◆ What to produce: Scan the listing and work out how many lines contain the word "patient". Nothing but the number should be given.

Dataset items
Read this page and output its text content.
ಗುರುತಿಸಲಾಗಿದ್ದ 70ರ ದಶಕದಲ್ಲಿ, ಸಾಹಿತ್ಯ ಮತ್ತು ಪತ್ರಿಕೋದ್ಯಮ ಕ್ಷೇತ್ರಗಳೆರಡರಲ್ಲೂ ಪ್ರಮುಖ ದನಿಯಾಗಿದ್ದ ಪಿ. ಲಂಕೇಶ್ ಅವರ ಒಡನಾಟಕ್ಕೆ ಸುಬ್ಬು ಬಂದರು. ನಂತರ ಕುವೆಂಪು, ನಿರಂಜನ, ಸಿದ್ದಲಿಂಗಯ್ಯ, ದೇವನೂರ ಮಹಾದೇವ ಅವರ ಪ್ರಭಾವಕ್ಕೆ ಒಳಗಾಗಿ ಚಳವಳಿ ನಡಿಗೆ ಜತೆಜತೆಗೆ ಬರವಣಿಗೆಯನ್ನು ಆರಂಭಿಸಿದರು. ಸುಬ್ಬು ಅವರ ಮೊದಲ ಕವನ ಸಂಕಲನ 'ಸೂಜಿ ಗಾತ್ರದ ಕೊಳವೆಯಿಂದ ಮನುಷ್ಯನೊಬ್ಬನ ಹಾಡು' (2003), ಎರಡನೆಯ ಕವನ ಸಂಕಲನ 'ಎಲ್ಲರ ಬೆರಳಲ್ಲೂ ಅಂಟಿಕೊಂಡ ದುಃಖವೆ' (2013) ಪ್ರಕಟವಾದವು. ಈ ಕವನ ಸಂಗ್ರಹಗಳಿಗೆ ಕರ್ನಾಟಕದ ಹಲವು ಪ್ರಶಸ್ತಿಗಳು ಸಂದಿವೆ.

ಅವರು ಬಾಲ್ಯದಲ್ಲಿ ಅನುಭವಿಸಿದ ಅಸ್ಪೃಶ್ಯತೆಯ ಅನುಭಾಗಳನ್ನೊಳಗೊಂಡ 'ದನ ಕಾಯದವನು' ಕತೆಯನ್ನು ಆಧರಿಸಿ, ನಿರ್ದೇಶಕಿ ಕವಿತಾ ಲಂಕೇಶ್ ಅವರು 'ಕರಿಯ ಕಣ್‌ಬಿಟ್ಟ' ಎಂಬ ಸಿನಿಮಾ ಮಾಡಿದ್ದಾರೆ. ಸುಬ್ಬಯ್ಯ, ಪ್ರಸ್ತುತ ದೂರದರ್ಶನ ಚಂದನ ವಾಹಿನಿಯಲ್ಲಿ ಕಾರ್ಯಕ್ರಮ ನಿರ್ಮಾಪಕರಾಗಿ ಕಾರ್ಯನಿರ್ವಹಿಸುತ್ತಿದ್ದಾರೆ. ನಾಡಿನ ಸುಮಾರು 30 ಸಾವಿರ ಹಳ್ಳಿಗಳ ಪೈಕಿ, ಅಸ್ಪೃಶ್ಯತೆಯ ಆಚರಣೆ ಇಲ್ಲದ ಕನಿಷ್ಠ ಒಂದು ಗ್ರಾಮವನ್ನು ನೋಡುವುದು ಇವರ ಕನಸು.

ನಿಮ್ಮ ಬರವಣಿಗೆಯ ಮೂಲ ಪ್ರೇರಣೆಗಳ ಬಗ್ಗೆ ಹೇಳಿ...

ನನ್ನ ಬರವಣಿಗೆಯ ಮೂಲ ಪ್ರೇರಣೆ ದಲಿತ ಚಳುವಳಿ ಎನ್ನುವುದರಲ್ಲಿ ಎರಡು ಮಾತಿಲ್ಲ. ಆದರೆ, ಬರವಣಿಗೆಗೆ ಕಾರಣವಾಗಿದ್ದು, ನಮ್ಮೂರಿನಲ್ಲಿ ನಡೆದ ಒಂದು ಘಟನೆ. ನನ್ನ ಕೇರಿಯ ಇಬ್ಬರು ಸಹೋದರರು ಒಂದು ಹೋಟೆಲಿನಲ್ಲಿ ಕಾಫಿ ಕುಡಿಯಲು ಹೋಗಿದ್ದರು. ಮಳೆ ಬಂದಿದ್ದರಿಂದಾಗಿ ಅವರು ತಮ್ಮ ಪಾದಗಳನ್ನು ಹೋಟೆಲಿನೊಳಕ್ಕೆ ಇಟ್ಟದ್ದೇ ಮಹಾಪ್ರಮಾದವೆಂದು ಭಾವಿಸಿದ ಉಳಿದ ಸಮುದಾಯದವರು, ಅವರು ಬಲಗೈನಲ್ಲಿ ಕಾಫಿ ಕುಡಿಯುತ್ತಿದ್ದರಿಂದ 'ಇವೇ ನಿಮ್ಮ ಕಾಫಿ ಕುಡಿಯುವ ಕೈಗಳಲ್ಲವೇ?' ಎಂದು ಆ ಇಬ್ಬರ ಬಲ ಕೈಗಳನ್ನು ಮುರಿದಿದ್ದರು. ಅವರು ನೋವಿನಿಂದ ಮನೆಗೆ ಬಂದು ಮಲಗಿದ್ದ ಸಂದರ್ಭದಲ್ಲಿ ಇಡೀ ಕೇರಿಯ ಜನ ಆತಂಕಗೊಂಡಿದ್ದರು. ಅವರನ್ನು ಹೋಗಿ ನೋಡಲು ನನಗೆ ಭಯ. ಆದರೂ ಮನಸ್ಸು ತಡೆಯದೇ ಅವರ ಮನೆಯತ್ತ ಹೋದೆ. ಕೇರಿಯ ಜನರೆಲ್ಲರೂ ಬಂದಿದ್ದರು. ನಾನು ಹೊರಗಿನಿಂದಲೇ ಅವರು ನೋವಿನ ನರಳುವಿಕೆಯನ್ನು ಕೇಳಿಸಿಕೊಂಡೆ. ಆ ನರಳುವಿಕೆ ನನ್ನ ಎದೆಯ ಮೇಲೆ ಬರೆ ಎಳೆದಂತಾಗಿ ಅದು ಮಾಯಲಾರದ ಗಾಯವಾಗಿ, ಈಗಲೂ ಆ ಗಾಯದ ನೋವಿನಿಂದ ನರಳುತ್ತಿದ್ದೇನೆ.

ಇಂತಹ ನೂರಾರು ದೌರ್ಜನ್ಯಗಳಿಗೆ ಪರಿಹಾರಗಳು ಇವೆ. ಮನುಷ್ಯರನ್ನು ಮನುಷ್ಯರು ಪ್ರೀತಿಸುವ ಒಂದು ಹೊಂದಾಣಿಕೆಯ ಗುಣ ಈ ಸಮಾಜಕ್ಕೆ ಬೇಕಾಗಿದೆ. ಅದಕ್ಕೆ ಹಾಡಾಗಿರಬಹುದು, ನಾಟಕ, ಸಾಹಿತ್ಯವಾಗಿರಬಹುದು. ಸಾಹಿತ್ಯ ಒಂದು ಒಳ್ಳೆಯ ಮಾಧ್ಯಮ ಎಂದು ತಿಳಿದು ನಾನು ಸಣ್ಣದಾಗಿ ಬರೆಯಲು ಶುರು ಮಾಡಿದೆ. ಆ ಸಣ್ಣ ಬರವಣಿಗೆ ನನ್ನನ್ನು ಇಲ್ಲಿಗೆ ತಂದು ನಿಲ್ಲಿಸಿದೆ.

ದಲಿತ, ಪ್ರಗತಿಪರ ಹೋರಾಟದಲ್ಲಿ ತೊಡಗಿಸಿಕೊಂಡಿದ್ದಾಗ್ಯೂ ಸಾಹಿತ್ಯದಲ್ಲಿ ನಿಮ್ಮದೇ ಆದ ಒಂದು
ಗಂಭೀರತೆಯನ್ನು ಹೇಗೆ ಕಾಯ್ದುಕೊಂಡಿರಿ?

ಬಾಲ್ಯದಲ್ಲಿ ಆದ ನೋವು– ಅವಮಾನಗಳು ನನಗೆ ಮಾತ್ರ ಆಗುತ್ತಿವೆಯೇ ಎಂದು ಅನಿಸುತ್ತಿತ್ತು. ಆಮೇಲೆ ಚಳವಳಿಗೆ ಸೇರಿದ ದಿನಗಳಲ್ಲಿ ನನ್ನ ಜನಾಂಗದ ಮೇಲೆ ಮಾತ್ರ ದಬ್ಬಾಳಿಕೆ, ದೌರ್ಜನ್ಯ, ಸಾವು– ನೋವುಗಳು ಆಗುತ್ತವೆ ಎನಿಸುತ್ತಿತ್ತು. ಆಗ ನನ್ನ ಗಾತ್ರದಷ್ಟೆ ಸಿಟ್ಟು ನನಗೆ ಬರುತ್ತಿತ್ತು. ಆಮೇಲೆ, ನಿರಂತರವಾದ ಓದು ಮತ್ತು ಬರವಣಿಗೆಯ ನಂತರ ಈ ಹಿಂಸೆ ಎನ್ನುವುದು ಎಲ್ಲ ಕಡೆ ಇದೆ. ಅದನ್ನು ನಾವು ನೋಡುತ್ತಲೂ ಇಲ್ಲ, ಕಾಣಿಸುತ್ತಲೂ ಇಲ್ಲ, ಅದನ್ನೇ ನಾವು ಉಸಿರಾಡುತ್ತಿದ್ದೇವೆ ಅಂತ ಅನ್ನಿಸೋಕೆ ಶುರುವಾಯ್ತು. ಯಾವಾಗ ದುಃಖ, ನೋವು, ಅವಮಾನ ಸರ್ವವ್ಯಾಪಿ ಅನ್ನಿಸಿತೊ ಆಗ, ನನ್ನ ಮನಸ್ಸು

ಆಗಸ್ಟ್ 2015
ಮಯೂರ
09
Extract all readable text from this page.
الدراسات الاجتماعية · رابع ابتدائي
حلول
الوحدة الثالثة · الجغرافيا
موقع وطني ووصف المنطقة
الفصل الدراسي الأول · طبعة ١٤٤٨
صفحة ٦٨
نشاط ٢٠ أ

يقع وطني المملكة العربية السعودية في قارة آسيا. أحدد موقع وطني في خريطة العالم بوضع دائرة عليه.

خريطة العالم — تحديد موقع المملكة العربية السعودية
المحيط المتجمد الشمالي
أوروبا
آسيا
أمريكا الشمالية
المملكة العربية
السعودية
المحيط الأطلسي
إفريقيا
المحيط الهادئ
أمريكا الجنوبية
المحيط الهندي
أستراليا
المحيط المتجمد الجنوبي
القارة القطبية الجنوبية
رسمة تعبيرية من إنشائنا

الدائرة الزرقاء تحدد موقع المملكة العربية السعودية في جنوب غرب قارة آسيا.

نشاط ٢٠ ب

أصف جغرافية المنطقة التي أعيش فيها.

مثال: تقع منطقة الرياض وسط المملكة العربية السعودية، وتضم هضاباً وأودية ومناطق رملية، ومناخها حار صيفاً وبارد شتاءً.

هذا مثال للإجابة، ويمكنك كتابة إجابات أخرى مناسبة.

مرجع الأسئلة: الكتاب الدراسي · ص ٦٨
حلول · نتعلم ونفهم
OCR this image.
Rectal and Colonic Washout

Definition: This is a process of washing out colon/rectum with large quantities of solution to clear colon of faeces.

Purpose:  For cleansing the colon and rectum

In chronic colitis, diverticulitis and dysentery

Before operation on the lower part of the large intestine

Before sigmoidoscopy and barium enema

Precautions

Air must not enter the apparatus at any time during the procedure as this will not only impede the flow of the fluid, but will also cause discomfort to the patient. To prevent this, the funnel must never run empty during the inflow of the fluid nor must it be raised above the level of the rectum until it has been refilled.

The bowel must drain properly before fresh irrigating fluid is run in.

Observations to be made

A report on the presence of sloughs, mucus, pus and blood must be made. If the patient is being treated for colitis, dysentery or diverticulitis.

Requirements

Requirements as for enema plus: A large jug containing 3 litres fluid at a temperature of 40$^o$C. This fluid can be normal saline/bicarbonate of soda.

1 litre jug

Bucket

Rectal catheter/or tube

◆ In response: 2